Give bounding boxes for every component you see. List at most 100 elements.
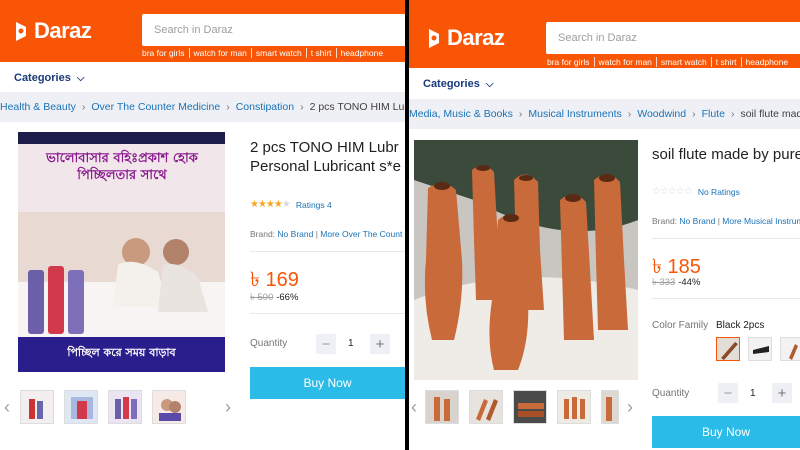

☆ ☆ ☆ ☆ ☆

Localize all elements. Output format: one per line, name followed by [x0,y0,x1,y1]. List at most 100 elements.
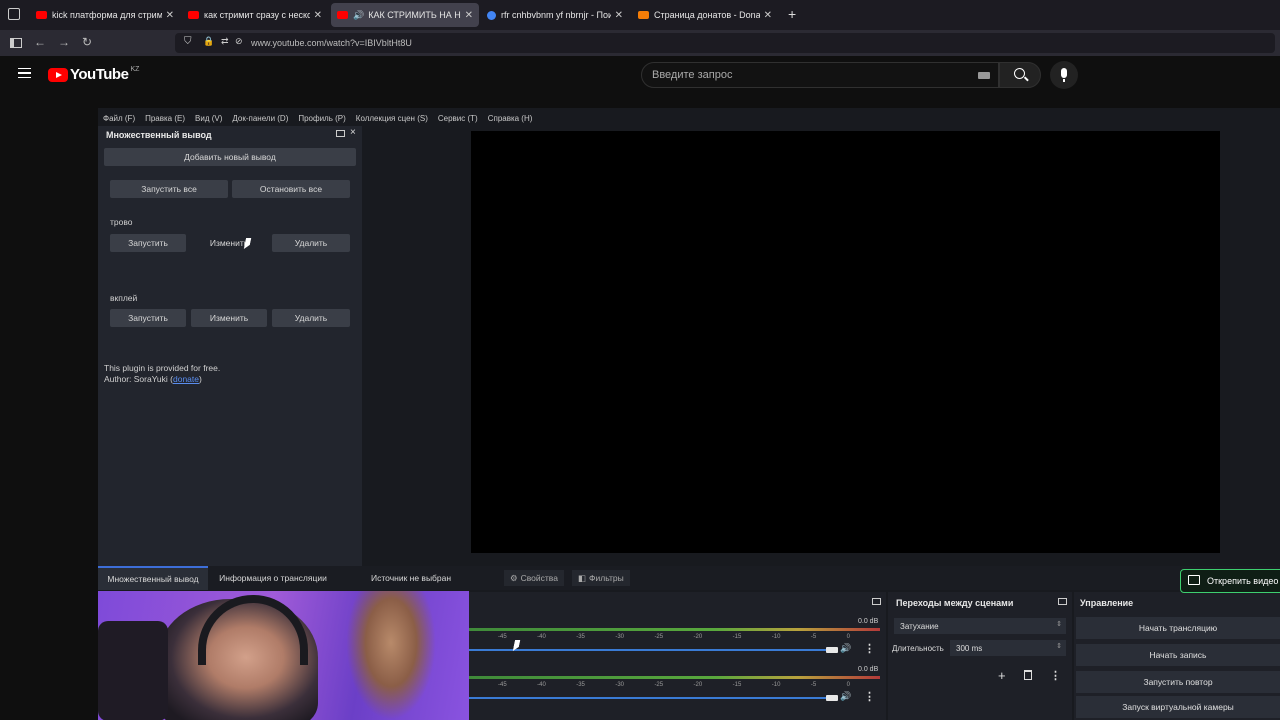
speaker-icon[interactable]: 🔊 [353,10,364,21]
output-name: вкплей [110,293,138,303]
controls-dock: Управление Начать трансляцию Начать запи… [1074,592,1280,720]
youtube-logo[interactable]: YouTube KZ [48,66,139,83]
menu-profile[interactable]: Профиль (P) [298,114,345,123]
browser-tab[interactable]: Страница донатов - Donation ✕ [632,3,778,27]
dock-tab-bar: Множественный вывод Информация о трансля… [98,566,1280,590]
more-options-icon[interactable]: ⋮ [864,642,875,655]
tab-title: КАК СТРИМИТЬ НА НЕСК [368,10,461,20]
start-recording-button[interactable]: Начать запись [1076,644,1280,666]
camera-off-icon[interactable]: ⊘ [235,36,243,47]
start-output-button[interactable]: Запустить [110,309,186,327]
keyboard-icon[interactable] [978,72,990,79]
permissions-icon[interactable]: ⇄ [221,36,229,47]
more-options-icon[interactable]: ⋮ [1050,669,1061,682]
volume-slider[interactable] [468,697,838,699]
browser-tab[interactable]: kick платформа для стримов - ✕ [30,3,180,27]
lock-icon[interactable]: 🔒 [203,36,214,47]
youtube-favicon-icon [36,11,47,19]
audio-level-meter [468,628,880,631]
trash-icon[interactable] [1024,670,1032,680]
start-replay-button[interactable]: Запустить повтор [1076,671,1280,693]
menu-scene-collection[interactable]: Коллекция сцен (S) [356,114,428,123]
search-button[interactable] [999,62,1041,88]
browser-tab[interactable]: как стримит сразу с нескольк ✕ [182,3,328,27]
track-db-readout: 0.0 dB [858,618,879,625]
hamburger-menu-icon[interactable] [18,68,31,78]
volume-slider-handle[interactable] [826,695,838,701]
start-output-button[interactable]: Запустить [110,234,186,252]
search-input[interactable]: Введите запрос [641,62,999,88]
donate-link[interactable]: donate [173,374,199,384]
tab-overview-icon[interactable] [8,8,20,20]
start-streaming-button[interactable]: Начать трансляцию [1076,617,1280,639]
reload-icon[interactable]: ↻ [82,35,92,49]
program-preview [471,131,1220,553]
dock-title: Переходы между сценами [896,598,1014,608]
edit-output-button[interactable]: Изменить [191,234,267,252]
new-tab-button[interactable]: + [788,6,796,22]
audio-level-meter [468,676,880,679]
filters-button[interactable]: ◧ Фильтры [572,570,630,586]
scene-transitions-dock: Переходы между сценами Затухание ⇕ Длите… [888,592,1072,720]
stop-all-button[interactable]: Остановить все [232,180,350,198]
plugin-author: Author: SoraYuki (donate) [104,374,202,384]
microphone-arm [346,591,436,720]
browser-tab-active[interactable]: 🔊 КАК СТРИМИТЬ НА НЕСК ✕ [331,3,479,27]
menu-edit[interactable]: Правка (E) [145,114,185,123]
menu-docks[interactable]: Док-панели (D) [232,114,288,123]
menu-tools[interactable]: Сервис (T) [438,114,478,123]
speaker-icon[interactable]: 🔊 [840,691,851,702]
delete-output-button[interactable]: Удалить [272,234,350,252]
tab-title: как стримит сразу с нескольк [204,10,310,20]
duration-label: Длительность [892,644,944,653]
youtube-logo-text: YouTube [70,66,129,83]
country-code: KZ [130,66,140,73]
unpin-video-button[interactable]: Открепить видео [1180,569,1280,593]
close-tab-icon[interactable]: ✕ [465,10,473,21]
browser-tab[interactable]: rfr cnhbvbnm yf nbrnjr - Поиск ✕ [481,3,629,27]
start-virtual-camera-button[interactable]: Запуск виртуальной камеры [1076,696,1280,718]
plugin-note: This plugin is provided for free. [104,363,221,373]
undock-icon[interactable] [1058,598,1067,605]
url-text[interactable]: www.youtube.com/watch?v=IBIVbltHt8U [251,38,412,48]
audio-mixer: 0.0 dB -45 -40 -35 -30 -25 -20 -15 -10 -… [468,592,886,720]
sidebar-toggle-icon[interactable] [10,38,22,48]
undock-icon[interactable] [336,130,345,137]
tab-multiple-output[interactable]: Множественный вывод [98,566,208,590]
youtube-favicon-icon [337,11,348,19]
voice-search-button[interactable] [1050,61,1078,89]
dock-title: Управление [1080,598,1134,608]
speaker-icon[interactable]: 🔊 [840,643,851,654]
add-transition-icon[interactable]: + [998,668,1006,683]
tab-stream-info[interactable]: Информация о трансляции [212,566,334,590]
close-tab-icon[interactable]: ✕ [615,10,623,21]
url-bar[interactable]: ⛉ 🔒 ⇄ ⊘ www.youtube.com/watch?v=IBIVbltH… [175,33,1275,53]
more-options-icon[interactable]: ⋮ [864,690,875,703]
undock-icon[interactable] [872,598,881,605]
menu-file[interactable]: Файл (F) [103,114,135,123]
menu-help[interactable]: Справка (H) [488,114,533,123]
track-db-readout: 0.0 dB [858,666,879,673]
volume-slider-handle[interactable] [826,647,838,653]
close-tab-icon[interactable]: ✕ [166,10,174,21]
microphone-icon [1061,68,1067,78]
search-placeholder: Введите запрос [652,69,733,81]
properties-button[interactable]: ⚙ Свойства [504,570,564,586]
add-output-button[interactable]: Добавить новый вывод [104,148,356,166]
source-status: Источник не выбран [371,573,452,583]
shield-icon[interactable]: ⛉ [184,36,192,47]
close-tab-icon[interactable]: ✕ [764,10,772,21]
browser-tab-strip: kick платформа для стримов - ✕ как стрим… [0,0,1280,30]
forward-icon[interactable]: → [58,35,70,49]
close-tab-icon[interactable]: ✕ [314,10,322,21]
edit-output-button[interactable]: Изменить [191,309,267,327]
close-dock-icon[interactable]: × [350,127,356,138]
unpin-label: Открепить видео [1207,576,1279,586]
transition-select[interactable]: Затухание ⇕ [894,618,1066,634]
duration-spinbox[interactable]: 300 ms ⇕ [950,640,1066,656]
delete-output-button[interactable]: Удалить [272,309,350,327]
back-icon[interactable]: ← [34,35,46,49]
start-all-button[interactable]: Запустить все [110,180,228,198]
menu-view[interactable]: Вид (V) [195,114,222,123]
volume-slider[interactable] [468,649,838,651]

☆ ☆ ☆ ☆ ☆

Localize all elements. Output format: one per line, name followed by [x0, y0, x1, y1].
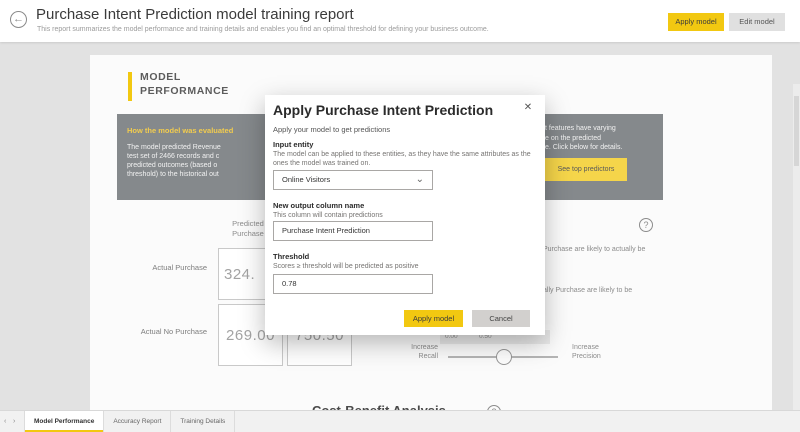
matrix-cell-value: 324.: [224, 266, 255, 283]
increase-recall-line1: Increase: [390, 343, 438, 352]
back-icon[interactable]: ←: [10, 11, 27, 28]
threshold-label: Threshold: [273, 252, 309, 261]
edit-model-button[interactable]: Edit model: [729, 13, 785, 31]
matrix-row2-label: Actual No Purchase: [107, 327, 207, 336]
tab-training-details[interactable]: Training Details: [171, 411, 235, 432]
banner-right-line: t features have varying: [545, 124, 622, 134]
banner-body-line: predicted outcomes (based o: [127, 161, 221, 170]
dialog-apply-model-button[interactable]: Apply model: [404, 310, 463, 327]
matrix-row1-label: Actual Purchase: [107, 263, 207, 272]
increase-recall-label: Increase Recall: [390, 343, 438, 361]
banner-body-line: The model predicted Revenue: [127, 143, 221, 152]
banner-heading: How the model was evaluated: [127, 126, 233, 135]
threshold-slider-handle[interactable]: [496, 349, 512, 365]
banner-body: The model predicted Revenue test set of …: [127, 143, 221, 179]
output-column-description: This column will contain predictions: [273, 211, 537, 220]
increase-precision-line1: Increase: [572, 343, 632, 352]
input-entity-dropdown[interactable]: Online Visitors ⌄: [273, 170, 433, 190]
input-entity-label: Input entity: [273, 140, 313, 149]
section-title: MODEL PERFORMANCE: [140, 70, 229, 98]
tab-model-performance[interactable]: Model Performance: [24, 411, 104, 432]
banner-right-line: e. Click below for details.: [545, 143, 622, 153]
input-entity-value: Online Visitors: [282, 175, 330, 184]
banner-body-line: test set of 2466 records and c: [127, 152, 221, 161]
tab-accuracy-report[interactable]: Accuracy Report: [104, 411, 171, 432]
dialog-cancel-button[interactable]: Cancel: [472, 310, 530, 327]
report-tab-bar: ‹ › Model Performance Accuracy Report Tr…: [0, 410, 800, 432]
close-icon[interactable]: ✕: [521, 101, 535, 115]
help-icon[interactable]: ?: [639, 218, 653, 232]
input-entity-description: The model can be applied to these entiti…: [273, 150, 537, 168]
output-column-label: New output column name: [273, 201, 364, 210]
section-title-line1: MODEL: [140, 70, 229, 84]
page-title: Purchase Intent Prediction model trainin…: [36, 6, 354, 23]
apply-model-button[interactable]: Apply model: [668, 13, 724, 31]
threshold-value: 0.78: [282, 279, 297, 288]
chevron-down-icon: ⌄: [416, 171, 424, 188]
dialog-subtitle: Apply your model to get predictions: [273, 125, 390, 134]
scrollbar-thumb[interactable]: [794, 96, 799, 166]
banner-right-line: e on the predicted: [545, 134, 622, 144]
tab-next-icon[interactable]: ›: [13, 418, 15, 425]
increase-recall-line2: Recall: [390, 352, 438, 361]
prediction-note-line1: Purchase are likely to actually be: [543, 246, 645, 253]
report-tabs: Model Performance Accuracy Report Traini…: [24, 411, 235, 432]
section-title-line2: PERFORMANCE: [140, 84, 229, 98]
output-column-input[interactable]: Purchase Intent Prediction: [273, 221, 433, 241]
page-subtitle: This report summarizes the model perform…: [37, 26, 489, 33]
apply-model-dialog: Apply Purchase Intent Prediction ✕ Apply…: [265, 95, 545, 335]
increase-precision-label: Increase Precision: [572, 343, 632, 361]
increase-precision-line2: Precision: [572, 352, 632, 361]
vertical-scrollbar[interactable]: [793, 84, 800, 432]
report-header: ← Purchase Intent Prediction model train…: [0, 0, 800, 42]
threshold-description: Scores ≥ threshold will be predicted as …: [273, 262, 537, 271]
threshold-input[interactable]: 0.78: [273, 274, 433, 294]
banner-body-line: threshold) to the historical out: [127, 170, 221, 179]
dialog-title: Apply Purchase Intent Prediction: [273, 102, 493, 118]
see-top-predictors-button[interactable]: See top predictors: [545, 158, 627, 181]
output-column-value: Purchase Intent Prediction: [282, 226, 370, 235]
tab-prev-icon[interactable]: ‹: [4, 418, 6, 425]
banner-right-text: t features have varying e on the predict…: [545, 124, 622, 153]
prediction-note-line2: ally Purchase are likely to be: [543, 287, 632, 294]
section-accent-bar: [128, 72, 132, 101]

☆ ☆ ☆ ☆ ☆

What to do | Output the stretch of lines from the one containing "y0, x1, y1]." through the one containing "threshold-label: Threshold: [273, 252, 309, 261]" as a Markdown table with the columns Number and Line. Number each row, skip blank lines, and leave the pictures out.

Written answer |
| Number | Line |
|---|---|
| 1 | Localize all elements. Output format: one per line, name followed by [x0, y0, x1, y1]. |
| 2 | matrix-cell-value: 324.: [224, 266, 255, 283] |
| 3 | increase-recall-line1: Increase: [390, 343, 438, 352] |
| 4 | back-icon[interactable]: ←: [10, 11, 27, 28] |
| 5 | threshold-label: Threshold: [273, 252, 309, 261] |